#### [PROMPT]
Determine how many lines in these records hold "text". Only the number is wanted.

#### [RECORDS FOR PROCESSING]
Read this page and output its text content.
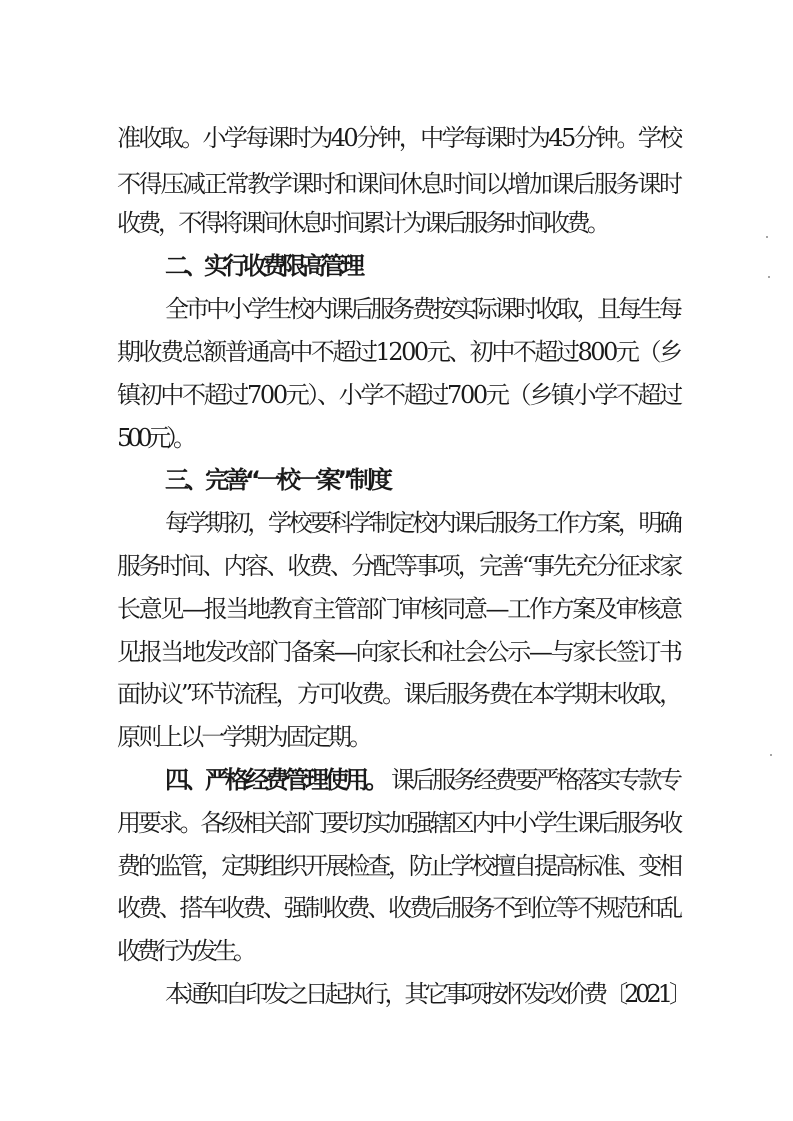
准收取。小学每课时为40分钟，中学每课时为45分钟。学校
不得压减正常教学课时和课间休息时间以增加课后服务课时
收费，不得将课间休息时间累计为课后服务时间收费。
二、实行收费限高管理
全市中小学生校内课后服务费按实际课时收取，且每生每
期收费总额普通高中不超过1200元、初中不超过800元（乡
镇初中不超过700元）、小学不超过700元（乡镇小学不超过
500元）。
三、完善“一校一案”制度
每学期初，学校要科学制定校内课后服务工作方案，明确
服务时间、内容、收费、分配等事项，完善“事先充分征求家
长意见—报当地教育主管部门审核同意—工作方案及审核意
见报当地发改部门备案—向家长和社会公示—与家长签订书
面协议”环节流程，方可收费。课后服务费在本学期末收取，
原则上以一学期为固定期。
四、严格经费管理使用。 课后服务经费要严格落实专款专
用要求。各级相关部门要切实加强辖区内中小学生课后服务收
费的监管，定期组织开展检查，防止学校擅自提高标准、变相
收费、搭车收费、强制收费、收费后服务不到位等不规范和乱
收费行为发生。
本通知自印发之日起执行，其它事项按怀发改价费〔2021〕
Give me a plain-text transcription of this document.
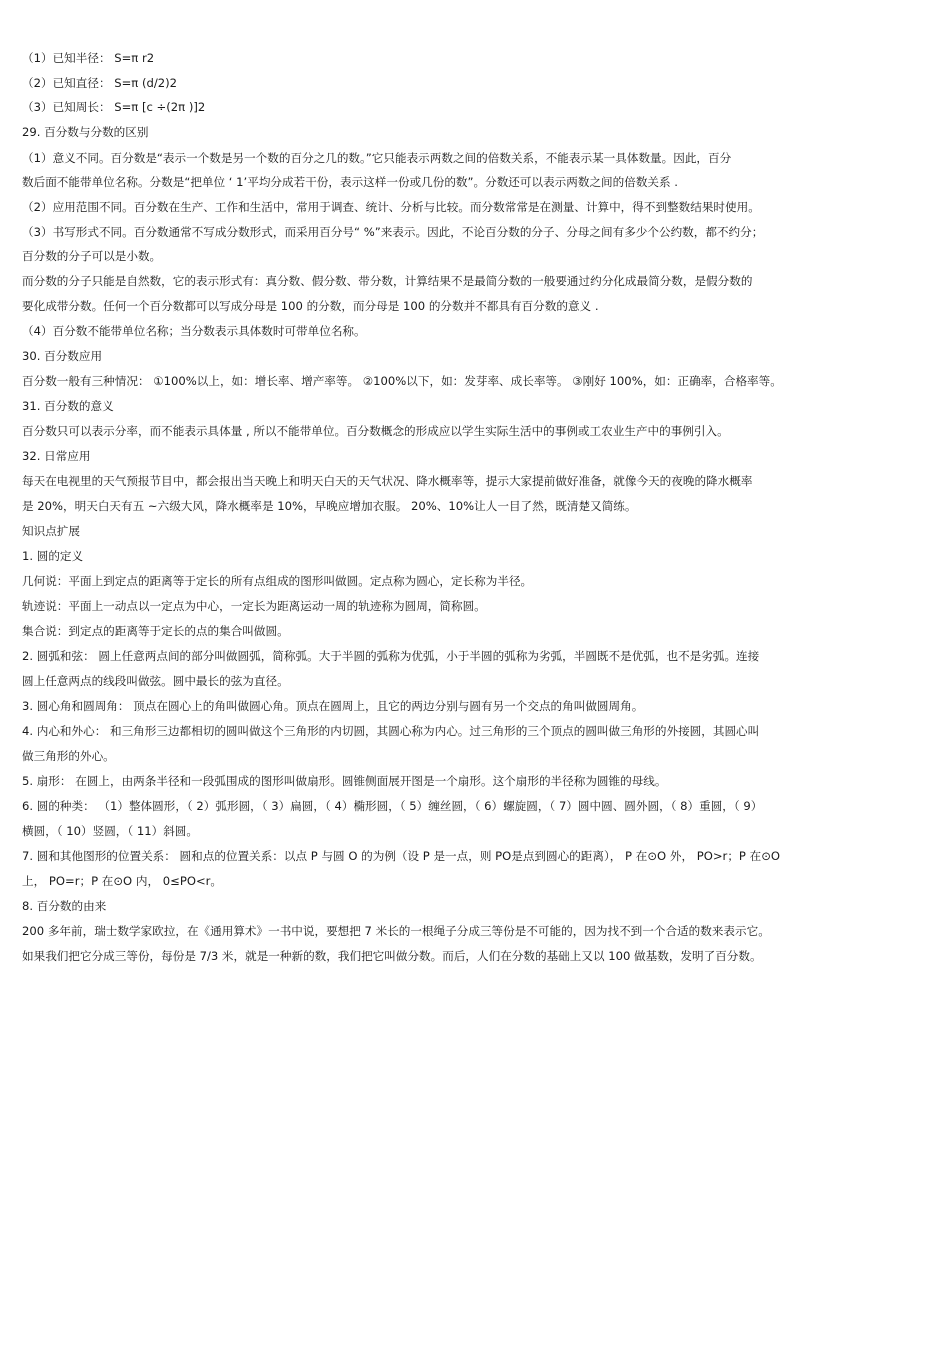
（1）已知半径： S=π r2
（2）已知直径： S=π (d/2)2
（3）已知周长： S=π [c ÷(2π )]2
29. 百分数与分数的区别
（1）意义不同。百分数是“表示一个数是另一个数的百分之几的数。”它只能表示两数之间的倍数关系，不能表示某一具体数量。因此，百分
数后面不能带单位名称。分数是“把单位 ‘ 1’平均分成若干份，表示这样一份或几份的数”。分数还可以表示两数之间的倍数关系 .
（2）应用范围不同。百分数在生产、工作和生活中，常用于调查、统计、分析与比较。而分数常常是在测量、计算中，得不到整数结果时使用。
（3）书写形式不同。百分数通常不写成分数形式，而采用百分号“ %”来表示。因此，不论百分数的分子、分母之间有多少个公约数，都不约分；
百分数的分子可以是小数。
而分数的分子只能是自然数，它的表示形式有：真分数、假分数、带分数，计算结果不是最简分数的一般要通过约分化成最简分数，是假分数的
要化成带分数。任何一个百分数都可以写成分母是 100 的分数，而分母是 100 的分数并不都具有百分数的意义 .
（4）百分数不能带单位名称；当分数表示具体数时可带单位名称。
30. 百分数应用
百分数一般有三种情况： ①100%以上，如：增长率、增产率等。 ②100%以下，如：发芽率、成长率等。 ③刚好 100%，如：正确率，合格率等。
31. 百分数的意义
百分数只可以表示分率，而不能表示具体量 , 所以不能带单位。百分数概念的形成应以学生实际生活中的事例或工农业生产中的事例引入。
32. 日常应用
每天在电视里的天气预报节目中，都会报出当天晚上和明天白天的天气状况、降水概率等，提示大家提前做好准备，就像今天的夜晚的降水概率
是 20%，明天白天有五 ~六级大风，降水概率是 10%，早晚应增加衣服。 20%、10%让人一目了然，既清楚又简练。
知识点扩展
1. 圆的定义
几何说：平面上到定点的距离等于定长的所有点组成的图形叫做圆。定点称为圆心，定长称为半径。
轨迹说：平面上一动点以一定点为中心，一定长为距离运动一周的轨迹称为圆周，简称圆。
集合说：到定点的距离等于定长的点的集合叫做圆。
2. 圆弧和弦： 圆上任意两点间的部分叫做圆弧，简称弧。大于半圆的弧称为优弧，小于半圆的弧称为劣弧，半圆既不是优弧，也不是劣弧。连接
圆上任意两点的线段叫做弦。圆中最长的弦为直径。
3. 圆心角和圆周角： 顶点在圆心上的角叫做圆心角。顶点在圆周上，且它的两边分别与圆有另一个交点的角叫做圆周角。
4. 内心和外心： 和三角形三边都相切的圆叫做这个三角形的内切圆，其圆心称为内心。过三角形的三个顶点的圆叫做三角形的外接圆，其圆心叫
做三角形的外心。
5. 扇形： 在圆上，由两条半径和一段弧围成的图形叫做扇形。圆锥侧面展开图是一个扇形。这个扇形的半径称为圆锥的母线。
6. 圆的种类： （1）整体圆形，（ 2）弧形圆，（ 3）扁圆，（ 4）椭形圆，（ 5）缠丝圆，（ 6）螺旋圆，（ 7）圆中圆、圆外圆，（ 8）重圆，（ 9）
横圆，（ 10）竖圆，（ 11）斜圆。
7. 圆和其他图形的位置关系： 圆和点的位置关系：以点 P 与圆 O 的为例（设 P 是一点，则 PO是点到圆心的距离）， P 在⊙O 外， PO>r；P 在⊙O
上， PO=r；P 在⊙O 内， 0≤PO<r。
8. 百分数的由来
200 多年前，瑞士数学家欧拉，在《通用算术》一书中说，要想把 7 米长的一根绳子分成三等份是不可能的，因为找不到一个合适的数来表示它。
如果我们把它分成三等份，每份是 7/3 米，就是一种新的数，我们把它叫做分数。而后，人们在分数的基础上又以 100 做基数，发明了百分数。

#### [RESULT OF THIS EXERCISE]
2